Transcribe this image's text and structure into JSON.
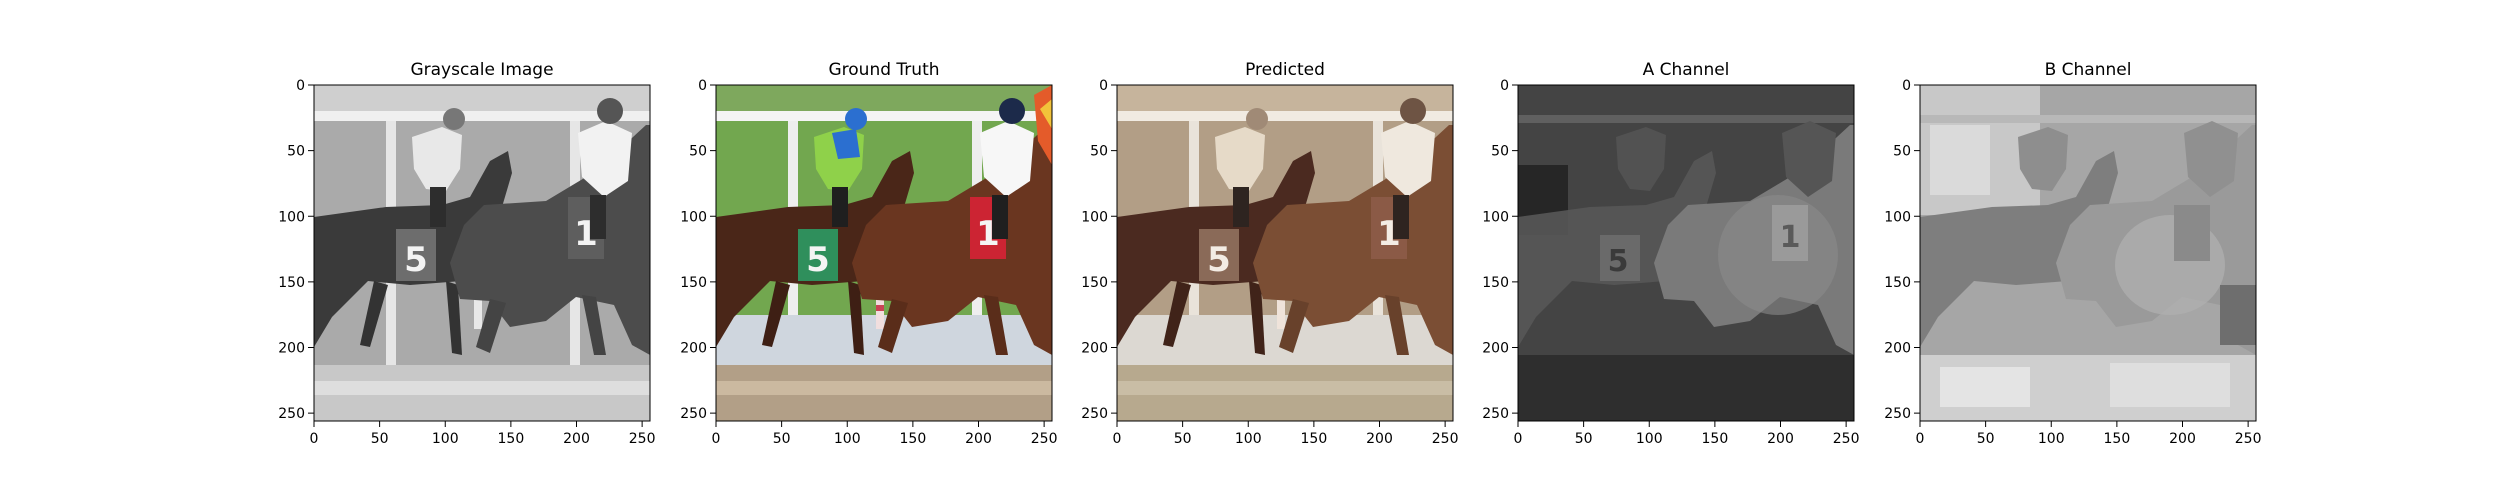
{
  "figure": {
    "panels": [
      {
        "id": "grayscale",
        "title": "Grayscale Image",
        "image": "grayscale photo of two jockeys racing horses numbered 5 and 1 past a white rail",
        "x_ticks": [
          "0",
          "50",
          "100",
          "150",
          "200",
          "250"
        ],
        "y_ticks": [
          "0",
          "50",
          "100",
          "150",
          "200",
          "250"
        ]
      },
      {
        "id": "ground-truth",
        "title": "Ground Truth",
        "image": "color photo of two jockeys racing horses, green saddle cloth 5 and red saddle cloth 1, green turf background",
        "x_ticks": [
          "0",
          "50",
          "100",
          "150",
          "200",
          "250"
        ],
        "y_ticks": [
          "0",
          "50",
          "100",
          "150",
          "200",
          "250"
        ]
      },
      {
        "id": "predicted",
        "title": "Predicted",
        "image": "sepia-toned colorized photo of the same horse race",
        "x_ticks": [
          "0",
          "50",
          "100",
          "150",
          "200",
          "250"
        ],
        "y_ticks": [
          "0",
          "50",
          "100",
          "150",
          "200",
          "250"
        ]
      },
      {
        "id": "a-channel",
        "title": "A Channel",
        "image": "dark grey blurry chroma channel of the horse race",
        "x_ticks": [
          "0",
          "50",
          "100",
          "150",
          "200",
          "250"
        ],
        "y_ticks": [
          "0",
          "50",
          "100",
          "150",
          "200",
          "250"
        ]
      },
      {
        "id": "b-channel",
        "title": "B Channel",
        "image": "light grey blocky chroma channel of the horse race",
        "x_ticks": [
          "0",
          "50",
          "100",
          "150",
          "200",
          "250"
        ],
        "y_ticks": [
          "0",
          "50",
          "100",
          "150",
          "200",
          "250"
        ]
      }
    ],
    "colors": {
      "ground_truth_turf": "#6aa14a",
      "ground_truth_saddle_5": "#2e8b57",
      "ground_truth_saddle_1": "#cc2433",
      "ground_truth_jockey_blue": "#2b6fd0",
      "ground_truth_jockey_green": "#8fd14a",
      "predicted_tone": "#a7805e",
      "horse_brown": "#5a2f1d"
    }
  }
}
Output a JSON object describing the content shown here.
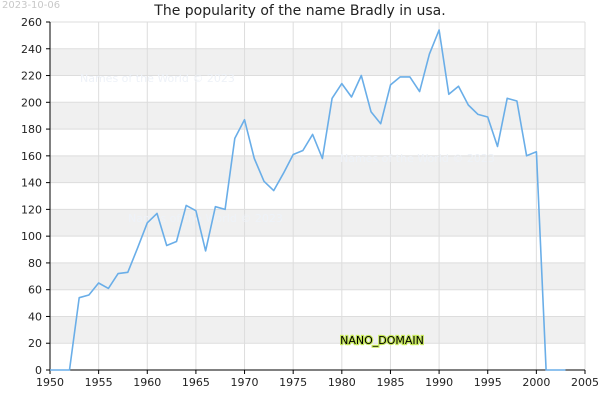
{
  "date_stamp": "2023-10-06",
  "watermarks": [
    "Names of the World © 2023",
    "Names of the World © 2023",
    "Names of the World © 2023"
  ],
  "brand": "NANO_DOMAIN",
  "colors": {
    "line": "#6aaee8",
    "band": "#f0f0f0",
    "grid": "#dddddd",
    "axis": "#000000"
  },
  "chart_data": {
    "type": "line",
    "title": "The popularity of the name Bradly in usa.",
    "xlabel": "",
    "ylabel": "",
    "xlim": [
      1950,
      2005
    ],
    "ylim": [
      0,
      260
    ],
    "x_ticks": [
      1950,
      1955,
      1960,
      1965,
      1970,
      1975,
      1980,
      1985,
      1990,
      1995,
      2000,
      2005
    ],
    "y_ticks": [
      0,
      20,
      40,
      60,
      80,
      100,
      120,
      140,
      160,
      180,
      200,
      220,
      240,
      260
    ],
    "grid": true,
    "series": [
      {
        "x": [
          1950,
          1951,
          1952,
          1953,
          1954,
          1955,
          1956,
          1957,
          1958,
          1959,
          1960,
          1961,
          1962,
          1963,
          1964,
          1965,
          1966,
          1967,
          1968,
          1969,
          1970,
          1971,
          1972,
          1973,
          1974,
          1975,
          1976,
          1977,
          1978,
          1979,
          1980,
          1981,
          1982,
          1983,
          1984,
          1985,
          1986,
          1987,
          1988,
          1989,
          1990,
          1991,
          1992,
          1993,
          1994,
          1995,
          1996,
          1997,
          1998,
          1999,
          2000,
          2001,
          2002,
          2003
        ],
        "values": [
          0,
          0,
          0,
          54,
          56,
          65,
          61,
          72,
          73,
          91,
          110,
          117,
          93,
          96,
          123,
          119,
          89,
          122,
          120,
          173,
          187,
          158,
          141,
          134,
          147,
          161,
          164,
          176,
          158,
          203,
          214,
          204,
          220,
          193,
          184,
          213,
          219,
          219,
          208,
          236,
          254,
          206,
          212,
          198,
          191,
          189,
          167,
          203,
          201,
          160,
          163,
          0,
          0,
          0
        ]
      }
    ]
  }
}
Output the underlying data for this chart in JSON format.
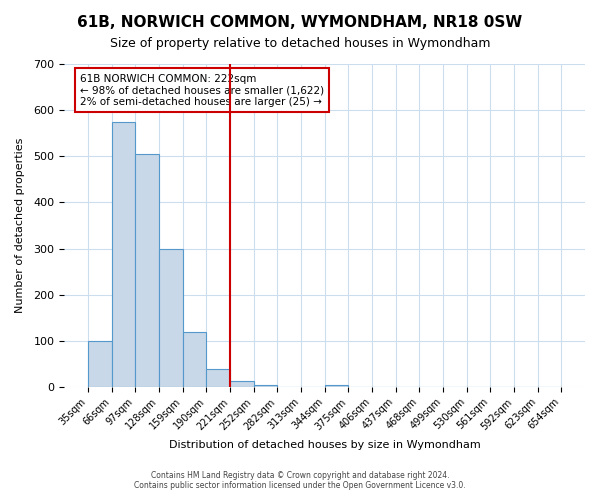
{
  "title": "61B, NORWICH COMMON, WYMONDHAM, NR18 0SW",
  "subtitle": "Size of property relative to detached houses in Wymondham",
  "xlabel": "Distribution of detached houses by size in Wymondham",
  "ylabel": "Number of detached properties",
  "bin_labels": [
    "35sqm",
    "66sqm",
    "97sqm",
    "128sqm",
    "159sqm",
    "190sqm",
    "221sqm",
    "252sqm",
    "282sqm",
    "313sqm",
    "344sqm",
    "375sqm",
    "406sqm",
    "437sqm",
    "468sqm",
    "499sqm",
    "530sqm",
    "561sqm",
    "592sqm",
    "623sqm",
    "654sqm"
  ],
  "bar_values": [
    100,
    575,
    505,
    300,
    120,
    38,
    13,
    5,
    0,
    0,
    4,
    0,
    0,
    0,
    0,
    0,
    0,
    0,
    0,
    0
  ],
  "bar_color": "#c8d8e8",
  "bar_edgecolor": "#5599cc",
  "vline_x": 6,
  "vline_color": "#cc0000",
  "ylim": [
    0,
    700
  ],
  "yticks": [
    0,
    100,
    200,
    300,
    400,
    500,
    600,
    700
  ],
  "annotation_title": "61B NORWICH COMMON: 222sqm",
  "annotation_line1": "← 98% of detached houses are smaller (1,622)",
  "annotation_line2": "2% of semi-detached houses are larger (25) →",
  "annotation_box_color": "#ffffff",
  "annotation_box_edgecolor": "#cc0000",
  "footer_line1": "Contains HM Land Registry data © Crown copyright and database right 2024.",
  "footer_line2": "Contains public sector information licensed under the Open Government Licence v3.0.",
  "background_color": "#ffffff",
  "grid_color": "#ccddee"
}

········

To do:
Without the pictures, repeat the listing above exactly.

Response to this exercise:
Transcribe this image's text and structure into JSON.
{
  "figure": {
    "panels": [
      {
        "id": "grayscale",
        "title": "Grayscale Image",
        "image": "grayscale photo of two jockeys racing horses numbered 5 and 1 past a white rail",
        "x_ticks": [
          "0",
          "50",
          "100",
          "150",
          "200",
          "250"
        ],
        "y_ticks": [
          "0",
          "50",
          "100",
          "150",
          "200",
          "250"
        ]
      },
      {
        "id": "ground-truth",
        "title": "Ground Truth",
        "image": "color photo of two jockeys racing horses, green saddle cloth 5 and red saddle cloth 1, green turf background",
        "x_ticks": [
          "0",
          "50",
          "100",
          "150",
          "200",
          "250"
        ],
        "y_ticks": [
          "0",
          "50",
          "100",
          "150",
          "200",
          "250"
        ]
      },
      {
        "id": "predicted",
        "title": "Predicted",
        "image": "sepia-toned colorized photo of the same horse race",
        "x_ticks": [
          "0",
          "50",
          "100",
          "150",
          "200",
          "250"
        ],
        "y_ticks": [
          "0",
          "50",
          "100",
          "150",
          "200",
          "250"
        ]
      },
      {
        "id": "a-channel",
        "title": "A Channel",
        "image": "dark grey blurry chroma channel of the horse race",
        "x_ticks": [
          "0",
          "50",
          "100",
          "150",
          "200",
          "250"
        ],
        "y_ticks": [
          "0",
          "50",
          "100",
          "150",
          "200",
          "250"
        ]
      },
      {
        "id": "b-channel",
        "title": "B Channel",
        "image": "light grey blocky chroma channel of the horse race",
        "x_ticks": [
          "0",
          "50",
          "100",
          "150",
          "200",
          "250"
        ],
        "y_ticks": [
          "0",
          "50",
          "100",
          "150",
          "200",
          "250"
        ]
      }
    ],
    "colors": {
      "ground_truth_turf": "#6aa14a",
      "ground_truth_saddle_5": "#2e8b57",
      "ground_truth_saddle_1": "#cc2433",
      "ground_truth_jockey_blue": "#2b6fd0",
      "ground_truth_jockey_green": "#8fd14a",
      "predicted_tone": "#a7805e",
      "horse_brown": "#5a2f1d"
    }
  }
}
Output a JSON object describing the content shown here.
{
  "date_stamp": "2023-10-06",
  "watermarks": [
    "Names of the World © 2023",
    "Names of the World © 2023",
    "Names of the World © 2023"
  ],
  "brand": "NANO_DOMAIN",
  "colors": {
    "line": "#6aaee8",
    "band": "#f0f0f0",
    "grid": "#dddddd",
    "axis": "#000000"
  },
  "chart_data": {
    "type": "line",
    "title": "The popularity of the name Bradly in usa.",
    "xlabel": "",
    "ylabel": "",
    "xlim": [
      1950,
      2005
    ],
    "ylim": [
      0,
      260
    ],
    "x_ticks": [
      1950,
      1955,
      1960,
      1965,
      1970,
      1975,
      1980,
      1985,
      1990,
      1995,
      2000,
      2005
    ],
    "y_ticks": [
      0,
      20,
      40,
      60,
      80,
      100,
      120,
      140,
      160,
      180,
      200,
      220,
      240,
      260
    ],
    "grid": true,
    "series": [
      {
        "x": [
          1950,
          1951,
          1952,
          1953,
          1954,
          1955,
          1956,
          1957,
          1958,
          1959,
          1960,
          1961,
          1962,
          1963,
          1964,
          1965,
          1966,
          1967,
          1968,
          1969,
          1970,
          1971,
          1972,
          1973,
          1974,
          1975,
          1976,
          1977,
          1978,
          1979,
          1980,
          1981,
          1982,
          1983,
          1984,
          1985,
          1986,
          1987,
          1988,
          1989,
          1990,
          1991,
          1992,
          1993,
          1994,
          1995,
          1996,
          1997,
          1998,
          1999,
          2000,
          2001,
          2002,
          2003
        ],
        "values": [
          0,
          0,
          0,
          54,
          56,
          65,
          61,
          72,
          73,
          91,
          110,
          117,
          93,
          96,
          123,
          119,
          89,
          122,
          120,
          173,
          187,
          158,
          141,
          134,
          147,
          161,
          164,
          176,
          158,
          203,
          214,
          204,
          220,
          193,
          184,
          213,
          219,
          219,
          208,
          236,
          254,
          206,
          212,
          198,
          191,
          189,
          167,
          203,
          201,
          160,
          163,
          0,
          0,
          0
        ]
      }
    ]
  }
}
Output the underlying data for this chart in JSON format.
{
  "title": "61B, NORWICH COMMON, WYMONDHAM, NR18 0SW",
  "subtitle": "Size of property relative to detached houses in Wymondham",
  "xlabel": "Distribution of detached houses by size in Wymondham",
  "ylabel": "Number of detached properties",
  "bin_labels": [
    "35sqm",
    "66sqm",
    "97sqm",
    "128sqm",
    "159sqm",
    "190sqm",
    "221sqm",
    "252sqm",
    "282sqm",
    "313sqm",
    "344sqm",
    "375sqm",
    "406sqm",
    "437sqm",
    "468sqm",
    "499sqm",
    "530sqm",
    "561sqm",
    "592sqm",
    "623sqm",
    "654sqm"
  ],
  "bar_values": [
    100,
    575,
    505,
    300,
    120,
    38,
    13,
    5,
    0,
    0,
    4,
    0,
    0,
    0,
    0,
    0,
    0,
    0,
    0,
    0
  ],
  "bar_color": "#c8d8e8",
  "bar_edgecolor": "#5599cc",
  "vline_x": 6,
  "vline_color": "#cc0000",
  "ylim": [
    0,
    700
  ],
  "yticks": [
    0,
    100,
    200,
    300,
    400,
    500,
    600,
    700
  ],
  "annotation_title": "61B NORWICH COMMON: 222sqm",
  "annotation_line1": "← 98% of detached houses are smaller (1,622)",
  "annotation_line2": "2% of semi-detached houses are larger (25) →",
  "annotation_box_color": "#ffffff",
  "annotation_box_edgecolor": "#cc0000",
  "footer_line1": "Contains HM Land Registry data © Crown copyright and database right 2024.",
  "footer_line2": "Contains public sector information licensed under the Open Government Licence v3.0.",
  "background_color": "#ffffff",
  "grid_color": "#ccddee"
}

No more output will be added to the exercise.